#### EXCERPT TO READ:

:::

The story of Jesus: the living Christ, in whose resurrection we find the promise that Christ is with us now and with us always.
That’s the story into which, by grace, we are called.
And that sounds like a story we sorely need. That’s the story that lays claim on us as Christians. _____
But Mark’s Gospel makes clear that when we step into that story, when we embrace it fully, we have to leave our old stories behind.
The disciples leave everything behind.
Their nets, their boats, their livelihoods: left behind.
James and John even leave their father. They leave all of it and follow.
They leave behind their old story, the story of men who fished for fish in a tightly knit seaside community, to step into the story of Jesus. And so, too, are we called, to leave behind our old stories and step into Jesus’ story.
We don’t necessarily have to leave our jobs and our families and our hometowns in order to follow Jesus.
But we will have to leave the old stories that keep us from giving the whole of ourselves to the One who says to us: “Follow me.”
Maybe those are stories that tell us that the point of life is to acquire things.
Maybe they’re stories that tell us that love is something we have to earn.
Whatever they are for each of us, following Jesus, stepping into his story, means leaving behind the false stories, the self-referential stories, all of the life-limiting stories that keep us from him.
And this moment in history is calling us to take seriously the work of untangling ourselves from all of those stories, conscious and unconscious, that stand between us and the revolutionary, liberating story of Jesus.
The events of January 6 make that much clear.
Those who invoke Jesus’ name in support of white supremacy and anti-Semitism and all manner of hate are not telling the story of Jesus. They are attaching the name, Jesus, to a very human story of hate and fear.
And it’s important that we speak truth to that lie.
Yes. But that’s not all there is for us to do.
I heard a talk on Monday by Resmaa Menakem, author of the book My Grandmother’s Hands, which is about healing from racialized trauma.
Someone asked him how white people who want to be allies in the fight against racism should be responding to the Capitol Riots.
“Don’t distance yourselves from your cousins,” he said. “Ask yourself what’s my part in this?”
It’s a challenging answer. And an important one as we consider what stories we need to leave behind to fully embrace Jesus’ call.
Because the truth is the underlying story of white supremacy that was on display on January 6 is one that we all have to reckon with.
All of us, in this country, no matter what body we are in have been shaped, in part, by our country’s racial history.
And leaving that behind means acknowledging that, and then working to understand and start to undo the impact of that the pervasive story of white supremacy.

:::

#### DATA EXTRACTS:
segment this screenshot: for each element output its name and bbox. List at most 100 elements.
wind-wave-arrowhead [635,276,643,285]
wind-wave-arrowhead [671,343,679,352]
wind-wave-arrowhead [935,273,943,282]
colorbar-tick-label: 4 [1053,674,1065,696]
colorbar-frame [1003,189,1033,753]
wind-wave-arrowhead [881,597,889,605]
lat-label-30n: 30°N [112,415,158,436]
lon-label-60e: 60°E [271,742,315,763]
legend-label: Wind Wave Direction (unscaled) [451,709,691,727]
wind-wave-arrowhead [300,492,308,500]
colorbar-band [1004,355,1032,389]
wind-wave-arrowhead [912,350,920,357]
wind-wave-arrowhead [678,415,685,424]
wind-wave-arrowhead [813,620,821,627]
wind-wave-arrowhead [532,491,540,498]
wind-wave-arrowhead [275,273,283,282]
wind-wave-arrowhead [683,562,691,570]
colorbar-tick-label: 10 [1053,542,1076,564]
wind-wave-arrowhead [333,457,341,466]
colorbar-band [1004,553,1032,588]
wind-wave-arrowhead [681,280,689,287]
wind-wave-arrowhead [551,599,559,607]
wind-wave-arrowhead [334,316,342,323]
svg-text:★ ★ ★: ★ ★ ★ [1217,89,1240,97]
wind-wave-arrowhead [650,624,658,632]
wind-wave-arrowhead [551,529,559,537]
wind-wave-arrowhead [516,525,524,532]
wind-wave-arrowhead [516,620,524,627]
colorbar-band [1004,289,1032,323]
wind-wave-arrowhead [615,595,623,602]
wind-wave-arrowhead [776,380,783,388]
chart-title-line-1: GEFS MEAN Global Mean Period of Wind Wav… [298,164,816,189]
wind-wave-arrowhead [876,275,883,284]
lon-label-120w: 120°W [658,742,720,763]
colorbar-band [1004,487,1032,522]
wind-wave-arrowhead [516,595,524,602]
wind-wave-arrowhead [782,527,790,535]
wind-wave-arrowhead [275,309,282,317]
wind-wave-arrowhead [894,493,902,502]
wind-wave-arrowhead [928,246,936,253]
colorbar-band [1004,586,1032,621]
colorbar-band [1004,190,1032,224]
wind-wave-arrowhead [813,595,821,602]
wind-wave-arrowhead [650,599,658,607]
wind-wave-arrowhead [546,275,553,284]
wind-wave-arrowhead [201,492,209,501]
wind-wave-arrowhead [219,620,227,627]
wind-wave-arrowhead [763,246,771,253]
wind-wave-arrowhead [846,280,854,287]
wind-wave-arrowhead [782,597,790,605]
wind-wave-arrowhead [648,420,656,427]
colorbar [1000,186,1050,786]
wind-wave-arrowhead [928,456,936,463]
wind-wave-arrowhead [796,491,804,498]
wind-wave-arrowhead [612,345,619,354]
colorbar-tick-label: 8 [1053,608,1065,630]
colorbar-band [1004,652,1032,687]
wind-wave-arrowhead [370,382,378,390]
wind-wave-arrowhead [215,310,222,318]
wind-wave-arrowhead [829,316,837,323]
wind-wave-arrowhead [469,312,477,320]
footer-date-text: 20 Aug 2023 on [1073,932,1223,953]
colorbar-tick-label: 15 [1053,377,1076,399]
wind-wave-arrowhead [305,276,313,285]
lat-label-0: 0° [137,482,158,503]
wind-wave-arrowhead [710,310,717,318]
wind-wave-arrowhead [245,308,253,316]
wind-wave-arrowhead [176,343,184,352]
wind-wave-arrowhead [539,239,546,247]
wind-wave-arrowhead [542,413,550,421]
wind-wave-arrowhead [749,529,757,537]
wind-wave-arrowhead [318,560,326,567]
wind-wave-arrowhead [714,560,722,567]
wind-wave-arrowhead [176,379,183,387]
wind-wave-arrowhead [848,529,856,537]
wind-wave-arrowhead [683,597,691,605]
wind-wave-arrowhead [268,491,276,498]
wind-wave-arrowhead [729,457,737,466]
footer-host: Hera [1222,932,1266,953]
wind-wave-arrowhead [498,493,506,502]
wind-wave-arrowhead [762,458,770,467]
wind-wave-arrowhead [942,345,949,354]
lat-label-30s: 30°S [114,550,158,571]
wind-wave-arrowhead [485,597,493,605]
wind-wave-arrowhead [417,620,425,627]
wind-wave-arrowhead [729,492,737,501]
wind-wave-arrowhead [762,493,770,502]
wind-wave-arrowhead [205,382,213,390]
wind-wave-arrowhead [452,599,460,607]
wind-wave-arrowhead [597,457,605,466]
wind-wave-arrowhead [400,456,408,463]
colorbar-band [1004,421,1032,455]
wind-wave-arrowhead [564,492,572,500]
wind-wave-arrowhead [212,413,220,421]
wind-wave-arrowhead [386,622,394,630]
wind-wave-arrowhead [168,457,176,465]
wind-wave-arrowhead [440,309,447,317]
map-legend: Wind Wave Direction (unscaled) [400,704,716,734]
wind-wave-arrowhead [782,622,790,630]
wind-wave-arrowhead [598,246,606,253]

:::

#### TASK LIST:
(A) Transcribe the part of the sermon on following Jesus that opens with the words containing "And this moment" and closes with "hate and fear.".
(B) Write the next part of the sermon on following Jesus, picking up after its last sentence.

#### WRITTEN ANSWERS:
(A)
And this moment in history is calling us to take seriously the work of untangling ourselves from all of those stories, conscious and unconscious, that stand between us and the revolutionary, liberating story of Jesus.
The events of January 6 make that much clear.
Those who invoke Jesus’ name in support of white supremacy and anti-Semitism and all manner of hate are not telling the story of Jesus. They are attaching the name, Jesus, to a very human story of hate and fear.

(B)
That means understanding privilege, learning to be anti-racist.
That’s hard work. But it’s necessary work.
Work we’re called to do if we are to leave the old, life-limiting stories behind and step fully into the story of Jesus and the good news of liberation and justice that he proclaims
Jesus called the first disciples out of their quiet lives into lives of speaking fierce and dangerous truths. Lives of healing the sick. Feeding the hungry.
Proclaiming the good news of God’s Kingdom come near.
Theologian Dietrich Bonhoeffer describes their story this way.
“Until that day, everything had been different. They could remain in obscurity, pursuing their work as the quiet in the land, observing the law and waiting for the coming of the Messiah. But now he has come, and his call goes forth. Faith can no longer mean sitting still and waiting - they must rise and follow him.”
We, too, must rise and follow him.
That means setting down “the human ballast,” as Bonhoeffer put it, that we have “overlain on the pure Word of Jesus.”
It means giving up trying to fit Jesus into the stories we tell and instead allowing his story to claim us. —-
And I think that’s where we start this process of moving forward.
By letting his story claim us. Fully.
And that asks much of us.
There’s a lot to leave behind, as we embrace Jesus’ call and step fully into his story.
But there’s good news in this story. Plenty of it.
Because the story of discipleship is not really about the disciples.
It’s a story about Jesus. About grace. The grace we need to do what we need to do. Jesus didn’t send the disciples forth alone.
He met them where they were, and called them to follow.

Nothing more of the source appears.